▶ **Brief**
Pick out all lines of the entries that include the word "results" and copy them.

▶ **Input for this task**
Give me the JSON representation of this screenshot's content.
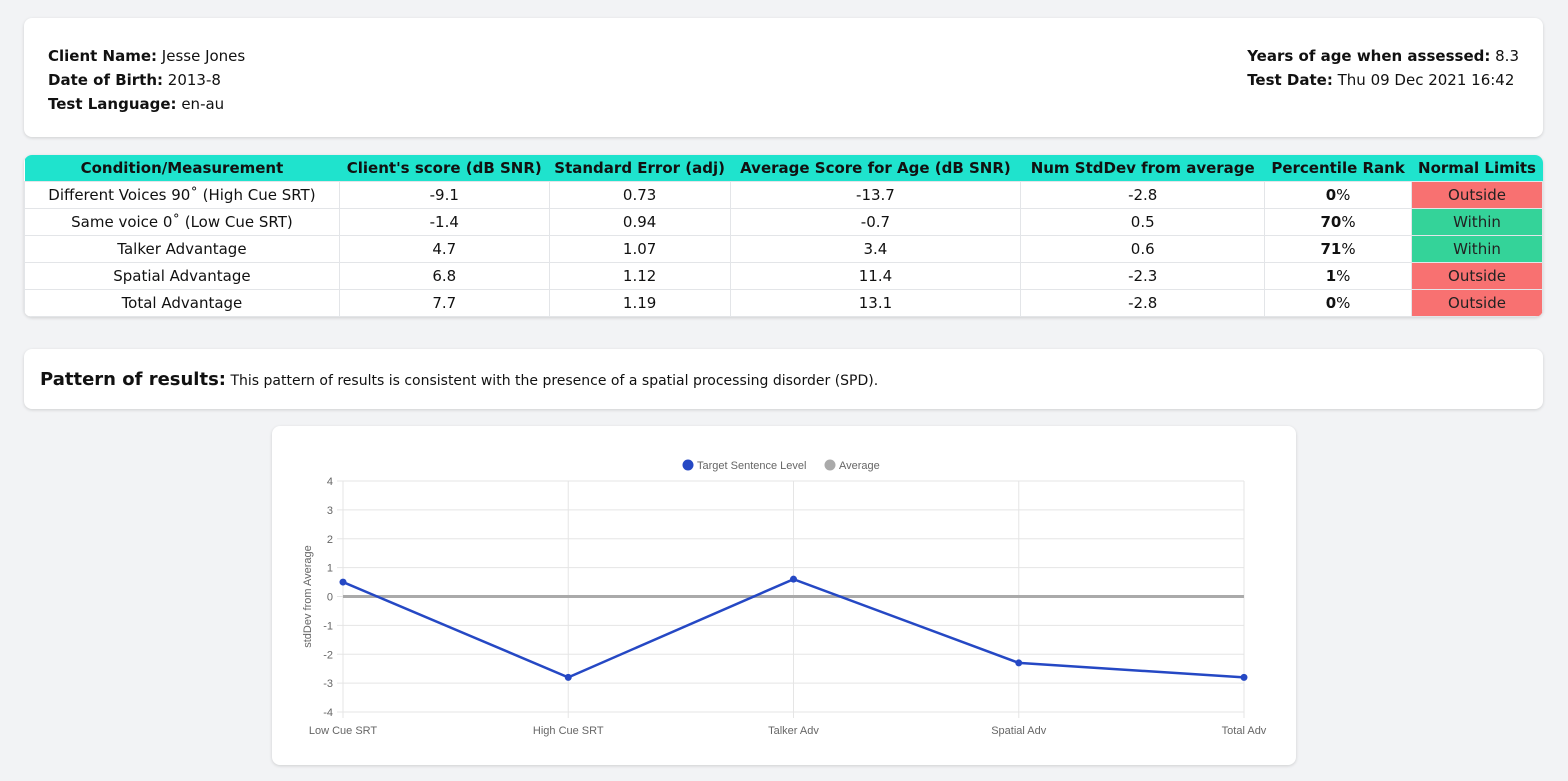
{
  "info": {
    "client_name_label": "Client Name:",
    "client_name": "Jesse Jones",
    "dob_label": "Date of Birth:",
    "dob": "2013-8",
    "lang_label": "Test Language:",
    "lang": "en-au",
    "age_label": "Years of age when assessed:",
    "age": "8.3",
    "date_label": "Test Date:",
    "date": "Thu 09 Dec 2021 16:42"
  },
  "table": {
    "headers": [
      "Condition/Measurement",
      "Client's score (dB SNR)",
      "Standard Error (adj)",
      "Average Score for Age (dB SNR)",
      "Num StdDev from average",
      "Percentile Rank",
      "Normal Limits"
    ],
    "rows": [
      [
        "Different Voices 90˚ (High Cue SRT)",
        "-9.1",
        "0.73",
        "-13.7",
        "-2.8",
        "0",
        "Outside"
      ],
      [
        "Same voice 0˚ (Low Cue SRT)",
        "-1.4",
        "0.94",
        "-0.7",
        "0.5",
        "70",
        "Within"
      ],
      [
        "Talker Advantage",
        "4.7",
        "1.07",
        "3.4",
        "0.6",
        "71",
        "Within"
      ],
      [
        "Spatial Advantage",
        "6.8",
        "1.12",
        "11.4",
        "-2.3",
        "1",
        "Outside"
      ],
      [
        "Total Advantage",
        "7.7",
        "1.19",
        "13.1",
        "-2.8",
        "0",
        "Outside"
      ]
    ],
    "percent": "%"
  },
  "pattern": {
    "label": "Pattern of results:",
    "text": "This pattern of results is consistent with the presence of a spatial processing disorder (SPD)."
  },
  "chart_data": {
    "type": "line",
    "categories": [
      "Low Cue SRT",
      "High Cue SRT",
      "Talker Adv",
      "Spatial Adv",
      "Total Adv"
    ],
    "series": [
      {
        "name": "Target Sentence Level",
        "color": "#2548c4",
        "values": [
          0.5,
          -2.8,
          0.6,
          -2.3,
          -2.8
        ]
      },
      {
        "name": "Average",
        "color": "#aaaaaa",
        "values": [
          0,
          0,
          0,
          0,
          0
        ]
      }
    ],
    "ylabel": "stdDev from Average",
    "ylim": [
      -4,
      4
    ],
    "yticks": [
      "4",
      "3",
      "2",
      "1",
      "0",
      "-1",
      "-2",
      "-3",
      "-4"
    ],
    "legend": "top"
  }
}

▶ **Problem solution**
    "label": "Pattern of results:",
    "text": "This pattern of results is consistent with the presence of a spatial processing disorder (SPD)."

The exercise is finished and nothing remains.